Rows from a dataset
begin
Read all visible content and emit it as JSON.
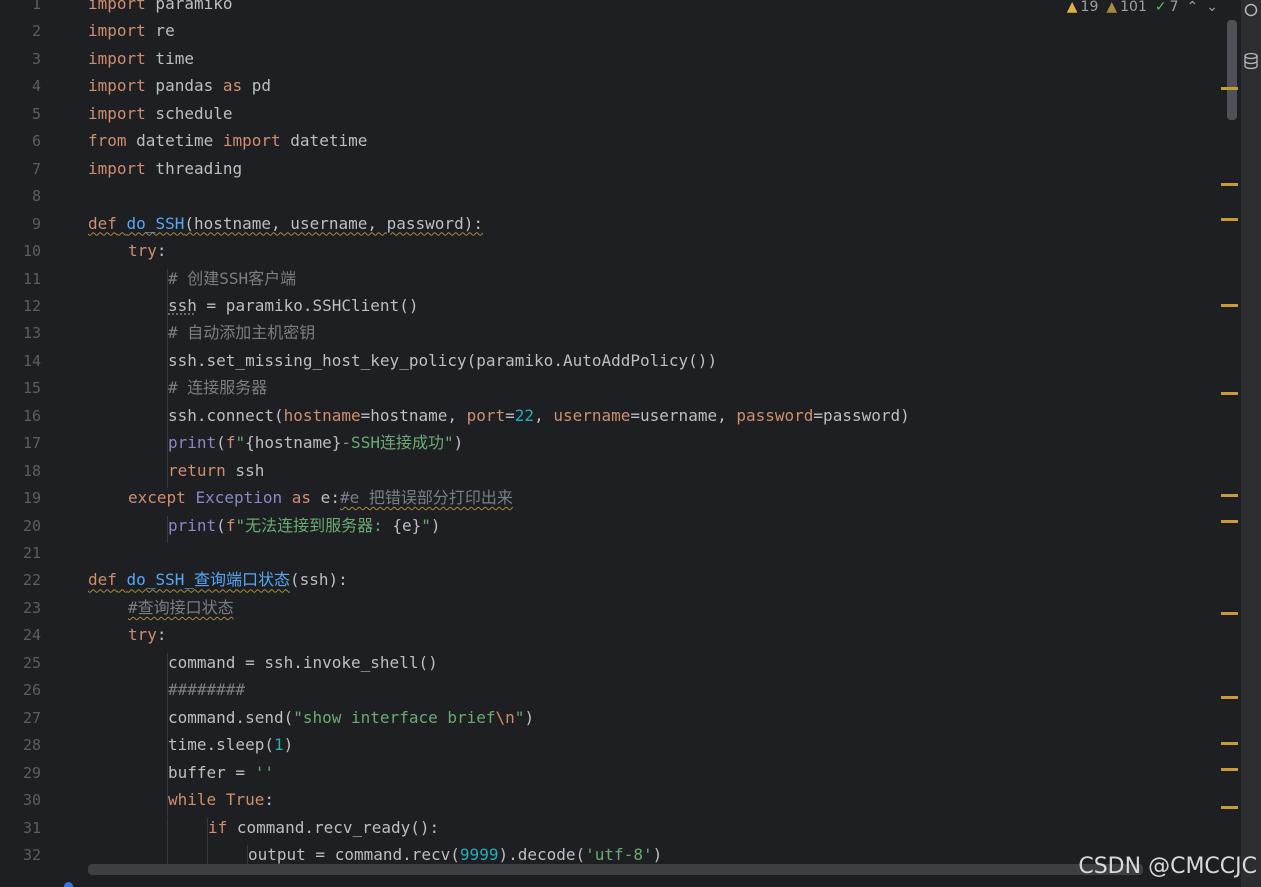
{
  "inspections": {
    "warnings": "19",
    "weak_warnings": "101",
    "typos": "7"
  },
  "lines": [
    {
      "n": "1",
      "indent": 0,
      "tokens": [
        [
          "kw",
          "import"
        ],
        [
          "t",
          " paramiko"
        ]
      ]
    },
    {
      "n": "2",
      "indent": 0,
      "tokens": [
        [
          "kw",
          "import"
        ],
        [
          "t",
          " re"
        ]
      ]
    },
    {
      "n": "3",
      "indent": 0,
      "tokens": [
        [
          "kw",
          "import"
        ],
        [
          "t",
          " time"
        ]
      ]
    },
    {
      "n": "4",
      "indent": 0,
      "tokens": [
        [
          "kw",
          "import"
        ],
        [
          "t",
          " pandas "
        ],
        [
          "kw",
          "as"
        ],
        [
          "t",
          " pd"
        ]
      ]
    },
    {
      "n": "5",
      "indent": 0,
      "tokens": [
        [
          "kw",
          "import"
        ],
        [
          "t",
          " schedule"
        ]
      ]
    },
    {
      "n": "6",
      "indent": 0,
      "tokens": [
        [
          "kw",
          "from"
        ],
        [
          "t",
          " datetime "
        ],
        [
          "kw",
          "import"
        ],
        [
          "t",
          " datetime"
        ]
      ]
    },
    {
      "n": "7",
      "indent": 0,
      "tokens": [
        [
          "kw",
          "import"
        ],
        [
          "t",
          " threading"
        ]
      ]
    },
    {
      "n": "8",
      "indent": 0,
      "tokens": []
    },
    {
      "n": "9",
      "indent": 0,
      "tokens": [
        [
          "kwsq",
          "def"
        ],
        [
          "tsq",
          " "
        ],
        [
          "fnsq",
          "do_SSH"
        ],
        [
          "tsq",
          "(hostname, username, password):"
        ]
      ]
    },
    {
      "n": "10",
      "indent": 1,
      "tokens": [
        [
          "kw",
          "try"
        ],
        [
          "t",
          ":"
        ]
      ]
    },
    {
      "n": "11",
      "indent": 2,
      "tokens": [
        [
          "cm",
          "# 创建SSH客户端"
        ]
      ]
    },
    {
      "n": "12",
      "indent": 2,
      "tokens": [
        [
          "tul",
          "ssh"
        ],
        [
          "t",
          " = paramiko.SSHClient()"
        ]
      ]
    },
    {
      "n": "13",
      "indent": 2,
      "tokens": [
        [
          "cm",
          "# 自动添加主机密钥"
        ]
      ]
    },
    {
      "n": "14",
      "indent": 2,
      "tokens": [
        [
          "t",
          "ssh.set_missing_host_key_policy(paramiko.AutoAddPolicy())"
        ]
      ]
    },
    {
      "n": "15",
      "indent": 2,
      "tokens": [
        [
          "cm",
          "# 连接服务器"
        ]
      ]
    },
    {
      "n": "16",
      "indent": 2,
      "tokens": [
        [
          "t",
          "ssh.connect("
        ],
        [
          "kw",
          "hostname"
        ],
        [
          "t",
          "=hostname, "
        ],
        [
          "kw",
          "port"
        ],
        [
          "t",
          "="
        ],
        [
          "num",
          "22"
        ],
        [
          "t",
          ", "
        ],
        [
          "kw",
          "username"
        ],
        [
          "t",
          "=username, "
        ],
        [
          "kw",
          "password"
        ],
        [
          "t",
          "=password)"
        ]
      ]
    },
    {
      "n": "17",
      "indent": 2,
      "tokens": [
        [
          "bi",
          "print"
        ],
        [
          "t",
          "("
        ],
        [
          "kw",
          "f"
        ],
        [
          "str",
          "\""
        ],
        [
          "t",
          "{hostname}"
        ],
        [
          "str",
          "-SSH连接成功\""
        ],
        [
          "t",
          ")"
        ]
      ]
    },
    {
      "n": "18",
      "indent": 2,
      "tokens": [
        [
          "kw",
          "return"
        ],
        [
          "t",
          " ssh"
        ]
      ]
    },
    {
      "n": "19",
      "indent": 1,
      "tokens": [
        [
          "kw",
          "except"
        ],
        [
          "t",
          " "
        ],
        [
          "bi",
          "Exception"
        ],
        [
          "t",
          " "
        ],
        [
          "kw",
          "as"
        ],
        [
          "t",
          " e:"
        ],
        [
          "cmsq",
          "#e 把错误部分打印出来"
        ]
      ]
    },
    {
      "n": "20",
      "indent": 2,
      "tokens": [
        [
          "bi",
          "print"
        ],
        [
          "t",
          "("
        ],
        [
          "kw",
          "f"
        ],
        [
          "str",
          "\"无法连接到服务器: "
        ],
        [
          "t",
          "{e}"
        ],
        [
          "str",
          "\""
        ],
        [
          "t",
          ")"
        ]
      ]
    },
    {
      "n": "21",
      "indent": 0,
      "tokens": []
    },
    {
      "n": "22",
      "indent": 0,
      "tokens": [
        [
          "kwsq",
          "def"
        ],
        [
          "tsq",
          " "
        ],
        [
          "fnsq",
          "do_SSH_查询端口状态"
        ],
        [
          "t",
          "(ssh):"
        ]
      ]
    },
    {
      "n": "23",
      "indent": 1,
      "tokens": [
        [
          "cmsq",
          "#查询接口状态"
        ]
      ]
    },
    {
      "n": "24",
      "indent": 1,
      "tokens": [
        [
          "kw",
          "try"
        ],
        [
          "t",
          ":"
        ]
      ]
    },
    {
      "n": "25",
      "indent": 2,
      "tokens": [
        [
          "t",
          "command = ssh.invoke_shell()"
        ]
      ]
    },
    {
      "n": "26",
      "indent": 2,
      "tokens": [
        [
          "cm",
          "########"
        ]
      ]
    },
    {
      "n": "27",
      "indent": 2,
      "tokens": [
        [
          "t",
          "command.send("
        ],
        [
          "str",
          "\"show interface brief"
        ],
        [
          "kw",
          "\\n"
        ],
        [
          "str",
          "\""
        ],
        [
          "t",
          ")"
        ]
      ]
    },
    {
      "n": "28",
      "indent": 2,
      "tokens": [
        [
          "t",
          "time.sleep("
        ],
        [
          "num",
          "1"
        ],
        [
          "t",
          ")"
        ]
      ]
    },
    {
      "n": "29",
      "indent": 2,
      "tokens": [
        [
          "t",
          "buffer = "
        ],
        [
          "str",
          "''"
        ]
      ]
    },
    {
      "n": "30",
      "indent": 2,
      "tokens": [
        [
          "kw",
          "while"
        ],
        [
          "t",
          " "
        ],
        [
          "kw",
          "True"
        ],
        [
          "t",
          ":"
        ]
      ]
    },
    {
      "n": "31",
      "indent": 3,
      "tokens": [
        [
          "kw",
          "if"
        ],
        [
          "t",
          " command.recv_ready():"
        ]
      ]
    },
    {
      "n": "32",
      "indent": 4,
      "tokens": [
        [
          "t",
          "output = command.recv("
        ],
        [
          "num",
          "9999"
        ],
        [
          "t",
          ").decode("
        ],
        [
          "str",
          "'utf-8'"
        ],
        [
          "t",
          ")"
        ]
      ]
    }
  ],
  "watermark": "CSDN @CMCCJC"
}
end
■ EXERCISE INSTRUCTIONS
All records should be output exactly, with the pictures left out.

■ FINAL RESULT
Read all visible content and emit it as JSON.
{
  "inspections": {
    "warnings": "19",
    "weak_warnings": "101",
    "typos": "7"
  },
  "lines": [
    {
      "n": "1",
      "indent": 0,
      "tokens": [
        [
          "kw",
          "import"
        ],
        [
          "t",
          " paramiko"
        ]
      ]
    },
    {
      "n": "2",
      "indent": 0,
      "tokens": [
        [
          "kw",
          "import"
        ],
        [
          "t",
          " re"
        ]
      ]
    },
    {
      "n": "3",
      "indent": 0,
      "tokens": [
        [
          "kw",
          "import"
        ],
        [
          "t",
          " time"
        ]
      ]
    },
    {
      "n": "4",
      "indent": 0,
      "tokens": [
        [
          "kw",
          "import"
        ],
        [
          "t",
          " pandas "
        ],
        [
          "kw",
          "as"
        ],
        [
          "t",
          " pd"
        ]
      ]
    },
    {
      "n": "5",
      "indent": 0,
      "tokens": [
        [
          "kw",
          "import"
        ],
        [
          "t",
          " schedule"
        ]
      ]
    },
    {
      "n": "6",
      "indent": 0,
      "tokens": [
        [
          "kw",
          "from"
        ],
        [
          "t",
          " datetime "
        ],
        [
          "kw",
          "import"
        ],
        [
          "t",
          " datetime"
        ]
      ]
    },
    {
      "n": "7",
      "indent": 0,
      "tokens": [
        [
          "kw",
          "import"
        ],
        [
          "t",
          " threading"
        ]
      ]
    },
    {
      "n": "8",
      "indent": 0,
      "tokens": []
    },
    {
      "n": "9",
      "indent": 0,
      "tokens": [
        [
          "kwsq",
          "def"
        ],
        [
          "tsq",
          " "
        ],
        [
          "fnsq",
          "do_SSH"
        ],
        [
          "tsq",
          "(hostname, username, password):"
        ]
      ]
    },
    {
      "n": "10",
      "indent": 1,
      "tokens": [
        [
          "kw",
          "try"
        ],
        [
          "t",
          ":"
        ]
      ]
    },
    {
      "n": "11",
      "indent": 2,
      "tokens": [
        [
          "cm",
          "# 创建SSH客户端"
        ]
      ]
    },
    {
      "n": "12",
      "indent": 2,
      "tokens": [
        [
          "tul",
          "ssh"
        ],
        [
          "t",
          " = paramiko.SSHClient()"
        ]
      ]
    },
    {
      "n": "13",
      "indent": 2,
      "tokens": [
        [
          "cm",
          "# 自动添加主机密钥"
        ]
      ]
    },
    {
      "n": "14",
      "indent": 2,
      "tokens": [
        [
          "t",
          "ssh.set_missing_host_key_policy(paramiko.AutoAddPolicy())"
        ]
      ]
    },
    {
      "n": "15",
      "indent": 2,
      "tokens": [
        [
          "cm",
          "# 连接服务器"
        ]
      ]
    },
    {
      "n": "16",
      "indent": 2,
      "tokens": [
        [
          "t",
          "ssh.connect("
        ],
        [
          "kw",
          "hostname"
        ],
        [
          "t",
          "=hostname, "
        ],
        [
          "kw",
          "port"
        ],
        [
          "t",
          "="
        ],
        [
          "num",
          "22"
        ],
        [
          "t",
          ", "
        ],
        [
          "kw",
          "username"
        ],
        [
          "t",
          "=username, "
        ],
        [
          "kw",
          "password"
        ],
        [
          "t",
          "=password)"
        ]
      ]
    },
    {
      "n": "17",
      "indent": 2,
      "tokens": [
        [
          "bi",
          "print"
        ],
        [
          "t",
          "("
        ],
        [
          "kw",
          "f"
        ],
        [
          "str",
          "\""
        ],
        [
          "t",
          "{hostname}"
        ],
        [
          "str",
          "-SSH连接成功\""
        ],
        [
          "t",
          ")"
        ]
      ]
    },
    {
      "n": "18",
      "indent": 2,
      "tokens": [
        [
          "kw",
          "return"
        ],
        [
          "t",
          " ssh"
        ]
      ]
    },
    {
      "n": "19",
      "indent": 1,
      "tokens": [
        [
          "kw",
          "except"
        ],
        [
          "t",
          " "
        ],
        [
          "bi",
          "Exception"
        ],
        [
          "t",
          " "
        ],
        [
          "kw",
          "as"
        ],
        [
          "t",
          " e:"
        ],
        [
          "cmsq",
          "#e 把错误部分打印出来"
        ]
      ]
    },
    {
      "n": "20",
      "indent": 2,
      "tokens": [
        [
          "bi",
          "print"
        ],
        [
          "t",
          "("
        ],
        [
          "kw",
          "f"
        ],
        [
          "str",
          "\"无法连接到服务器: "
        ],
        [
          "t",
          "{e}"
        ],
        [
          "str",
          "\""
        ],
        [
          "t",
          ")"
        ]
      ]
    },
    {
      "n": "21",
      "indent": 0,
      "tokens": []
    },
    {
      "n": "22",
      "indent": 0,
      "tokens": [
        [
          "kwsq",
          "def"
        ],
        [
          "tsq",
          " "
        ],
        [
          "fnsq",
          "do_SSH_查询端口状态"
        ],
        [
          "t",
          "(ssh):"
        ]
      ]
    },
    {
      "n": "23",
      "indent": 1,
      "tokens": [
        [
          "cmsq",
          "#查询接口状态"
        ]
      ]
    },
    {
      "n": "24",
      "indent": 1,
      "tokens": [
        [
          "kw",
          "try"
        ],
        [
          "t",
          ":"
        ]
      ]
    },
    {
      "n": "25",
      "indent": 2,
      "tokens": [
        [
          "t",
          "command = ssh.invoke_shell()"
        ]
      ]
    },
    {
      "n": "26",
      "indent": 2,
      "tokens": [
        [
          "cm",
          "########"
        ]
      ]
    },
    {
      "n": "27",
      "indent": 2,
      "tokens": [
        [
          "t",
          "command.send("
        ],
        [
          "str",
          "\"show interface brief"
        ],
        [
          "kw",
          "\\n"
        ],
        [
          "str",
          "\""
        ],
        [
          "t",
          ")"
        ]
      ]
    },
    {
      "n": "28",
      "indent": 2,
      "tokens": [
        [
          "t",
          "time.sleep("
        ],
        [
          "num",
          "1"
        ],
        [
          "t",
          ")"
        ]
      ]
    },
    {
      "n": "29",
      "indent": 2,
      "tokens": [
        [
          "t",
          "buffer = "
        ],
        [
          "str",
          "''"
        ]
      ]
    },
    {
      "n": "30",
      "indent": 2,
      "tokens": [
        [
          "kw",
          "while"
        ],
        [
          "t",
          " "
        ],
        [
          "kw",
          "True"
        ],
        [
          "t",
          ":"
        ]
      ]
    },
    {
      "n": "31",
      "indent": 3,
      "tokens": [
        [
          "kw",
          "if"
        ],
        [
          "t",
          " command.recv_ready():"
        ]
      ]
    },
    {
      "n": "32",
      "indent": 4,
      "tokens": [
        [
          "t",
          "output = command.recv("
        ],
        [
          "num",
          "9999"
        ],
        [
          "t",
          ").decode("
        ],
        [
          "str",
          "'utf-8'"
        ],
        [
          "t",
          ")"
        ]
      ]
    }
  ],
  "watermark": "CSDN @CMCCJC"
}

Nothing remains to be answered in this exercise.